● **Dettagli del compito**
Estrai le righe dei record dall'inizio fino a quella che contiene "comment-meta: 昨天21:36 回复 bbox=[143, 606, 391, 650]", comprese entrambe le estremità, e riportale identiche.

● **Materiale**

'''

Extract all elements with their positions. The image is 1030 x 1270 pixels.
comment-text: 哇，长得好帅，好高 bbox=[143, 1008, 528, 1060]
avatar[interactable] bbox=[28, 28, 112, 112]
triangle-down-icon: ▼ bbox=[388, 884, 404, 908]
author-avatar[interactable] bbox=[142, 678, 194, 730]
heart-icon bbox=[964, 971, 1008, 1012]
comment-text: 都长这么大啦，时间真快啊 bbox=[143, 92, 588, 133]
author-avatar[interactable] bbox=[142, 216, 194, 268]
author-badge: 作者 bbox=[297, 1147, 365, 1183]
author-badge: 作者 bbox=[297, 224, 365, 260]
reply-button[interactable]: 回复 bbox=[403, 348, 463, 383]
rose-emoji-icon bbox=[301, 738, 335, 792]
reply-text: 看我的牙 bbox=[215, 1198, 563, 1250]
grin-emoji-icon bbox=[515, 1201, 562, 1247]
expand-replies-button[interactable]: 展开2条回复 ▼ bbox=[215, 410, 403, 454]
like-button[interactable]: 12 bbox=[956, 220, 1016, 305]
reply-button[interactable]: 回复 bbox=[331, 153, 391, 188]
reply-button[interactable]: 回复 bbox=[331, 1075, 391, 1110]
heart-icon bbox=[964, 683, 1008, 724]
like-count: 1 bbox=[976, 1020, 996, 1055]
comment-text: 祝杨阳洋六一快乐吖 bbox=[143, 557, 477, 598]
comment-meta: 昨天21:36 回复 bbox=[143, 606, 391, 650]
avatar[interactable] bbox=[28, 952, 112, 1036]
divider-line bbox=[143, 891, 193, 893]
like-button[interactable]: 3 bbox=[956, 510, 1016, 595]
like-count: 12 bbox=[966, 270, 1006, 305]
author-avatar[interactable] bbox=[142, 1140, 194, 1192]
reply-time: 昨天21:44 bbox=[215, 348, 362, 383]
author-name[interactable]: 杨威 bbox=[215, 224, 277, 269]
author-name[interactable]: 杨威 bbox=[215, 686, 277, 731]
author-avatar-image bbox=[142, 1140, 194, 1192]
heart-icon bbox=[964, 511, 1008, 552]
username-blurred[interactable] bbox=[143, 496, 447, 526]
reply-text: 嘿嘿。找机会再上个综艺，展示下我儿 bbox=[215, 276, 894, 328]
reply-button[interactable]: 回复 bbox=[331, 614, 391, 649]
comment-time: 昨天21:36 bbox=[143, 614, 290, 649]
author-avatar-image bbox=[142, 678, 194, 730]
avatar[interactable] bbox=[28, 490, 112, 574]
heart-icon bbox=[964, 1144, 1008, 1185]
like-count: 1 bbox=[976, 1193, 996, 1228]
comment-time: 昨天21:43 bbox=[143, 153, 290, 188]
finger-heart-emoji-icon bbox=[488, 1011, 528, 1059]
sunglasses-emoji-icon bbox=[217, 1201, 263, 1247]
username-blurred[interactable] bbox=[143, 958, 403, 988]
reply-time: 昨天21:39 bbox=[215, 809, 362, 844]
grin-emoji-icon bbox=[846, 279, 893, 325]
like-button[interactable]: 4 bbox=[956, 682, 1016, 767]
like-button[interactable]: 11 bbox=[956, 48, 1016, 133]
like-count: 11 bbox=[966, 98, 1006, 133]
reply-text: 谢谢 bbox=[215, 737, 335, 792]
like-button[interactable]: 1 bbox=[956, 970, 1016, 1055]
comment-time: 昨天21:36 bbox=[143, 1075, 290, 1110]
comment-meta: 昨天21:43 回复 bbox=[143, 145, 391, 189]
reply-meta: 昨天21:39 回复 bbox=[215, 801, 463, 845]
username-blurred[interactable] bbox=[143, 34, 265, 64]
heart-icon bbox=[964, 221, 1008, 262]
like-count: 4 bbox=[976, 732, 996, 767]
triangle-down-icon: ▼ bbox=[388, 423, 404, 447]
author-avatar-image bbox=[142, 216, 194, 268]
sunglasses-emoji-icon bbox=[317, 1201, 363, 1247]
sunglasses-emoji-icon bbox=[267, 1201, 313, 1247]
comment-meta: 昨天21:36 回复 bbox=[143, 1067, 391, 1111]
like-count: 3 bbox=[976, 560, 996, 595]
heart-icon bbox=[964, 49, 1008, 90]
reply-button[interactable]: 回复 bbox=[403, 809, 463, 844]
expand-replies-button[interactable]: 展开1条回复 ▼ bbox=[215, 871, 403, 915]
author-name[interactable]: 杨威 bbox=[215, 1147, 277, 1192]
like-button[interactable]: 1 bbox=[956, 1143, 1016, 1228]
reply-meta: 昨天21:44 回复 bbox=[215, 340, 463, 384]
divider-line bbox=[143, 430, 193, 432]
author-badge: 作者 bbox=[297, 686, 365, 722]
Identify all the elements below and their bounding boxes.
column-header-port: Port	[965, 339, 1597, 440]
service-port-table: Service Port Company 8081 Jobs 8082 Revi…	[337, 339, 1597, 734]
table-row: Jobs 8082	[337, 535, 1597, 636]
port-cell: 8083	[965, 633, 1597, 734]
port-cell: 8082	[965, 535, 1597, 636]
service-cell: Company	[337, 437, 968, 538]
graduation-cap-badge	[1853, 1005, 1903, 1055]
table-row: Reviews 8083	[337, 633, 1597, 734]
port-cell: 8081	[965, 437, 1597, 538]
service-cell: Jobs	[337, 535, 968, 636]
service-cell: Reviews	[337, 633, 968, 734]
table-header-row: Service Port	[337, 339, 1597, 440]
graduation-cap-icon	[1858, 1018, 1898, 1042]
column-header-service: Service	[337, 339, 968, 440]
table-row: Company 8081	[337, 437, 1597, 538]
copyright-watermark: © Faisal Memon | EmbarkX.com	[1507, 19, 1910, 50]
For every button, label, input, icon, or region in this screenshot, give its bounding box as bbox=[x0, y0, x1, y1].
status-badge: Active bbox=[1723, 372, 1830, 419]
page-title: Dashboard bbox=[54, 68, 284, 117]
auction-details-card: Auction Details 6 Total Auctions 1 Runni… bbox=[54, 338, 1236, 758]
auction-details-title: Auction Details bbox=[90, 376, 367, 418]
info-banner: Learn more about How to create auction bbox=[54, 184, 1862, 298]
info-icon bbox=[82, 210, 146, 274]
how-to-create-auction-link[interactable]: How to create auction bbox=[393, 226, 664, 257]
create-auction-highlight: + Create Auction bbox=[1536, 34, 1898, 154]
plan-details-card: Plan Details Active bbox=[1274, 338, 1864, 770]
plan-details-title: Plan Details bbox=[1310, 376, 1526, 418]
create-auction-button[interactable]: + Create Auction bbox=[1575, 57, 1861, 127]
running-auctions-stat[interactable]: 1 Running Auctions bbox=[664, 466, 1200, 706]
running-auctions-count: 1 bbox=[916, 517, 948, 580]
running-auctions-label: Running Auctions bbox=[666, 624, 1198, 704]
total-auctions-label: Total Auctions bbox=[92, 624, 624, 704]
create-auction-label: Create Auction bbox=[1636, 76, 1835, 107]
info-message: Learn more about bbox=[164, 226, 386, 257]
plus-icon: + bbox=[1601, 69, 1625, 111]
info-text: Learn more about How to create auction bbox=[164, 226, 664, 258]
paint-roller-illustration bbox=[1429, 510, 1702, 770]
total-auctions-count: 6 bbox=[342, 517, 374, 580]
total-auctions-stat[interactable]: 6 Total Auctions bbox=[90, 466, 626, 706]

'''

● **La risposta**
Extract all elements with their positions. The image is 1030 x 1270 pixels.
comment-text: 哇，长得好帅，好高 bbox=[143, 1008, 528, 1060]
avatar[interactable] bbox=[28, 28, 112, 112]
triangle-down-icon: ▼ bbox=[388, 884, 404, 908]
author-avatar[interactable] bbox=[142, 678, 194, 730]
heart-icon bbox=[964, 971, 1008, 1012]
comment-text: 都长这么大啦，时间真快啊 bbox=[143, 92, 588, 133]
author-avatar[interactable] bbox=[142, 216, 194, 268]
author-badge: 作者 bbox=[297, 1147, 365, 1183]
author-badge: 作者 bbox=[297, 224, 365, 260]
reply-button[interactable]: 回复 bbox=[403, 348, 463, 383]
rose-emoji-icon bbox=[301, 738, 335, 792]
reply-text: 看我的牙 bbox=[215, 1198, 563, 1250]
grin-emoji-icon bbox=[515, 1201, 562, 1247]
expand-replies-button[interactable]: 展开2条回复 ▼ bbox=[215, 410, 403, 454]
like-button[interactable]: 12 bbox=[956, 220, 1016, 305]
reply-button[interactable]: 回复 bbox=[331, 153, 391, 188]
reply-button[interactable]: 回复 bbox=[331, 1075, 391, 1110]
heart-icon bbox=[964, 683, 1008, 724]
like-count: 1 bbox=[976, 1020, 996, 1055]
comment-text: 祝杨阳洋六一快乐吖 bbox=[143, 557, 477, 598]
comment-meta: 昨天21:36 回复 bbox=[143, 606, 391, 650]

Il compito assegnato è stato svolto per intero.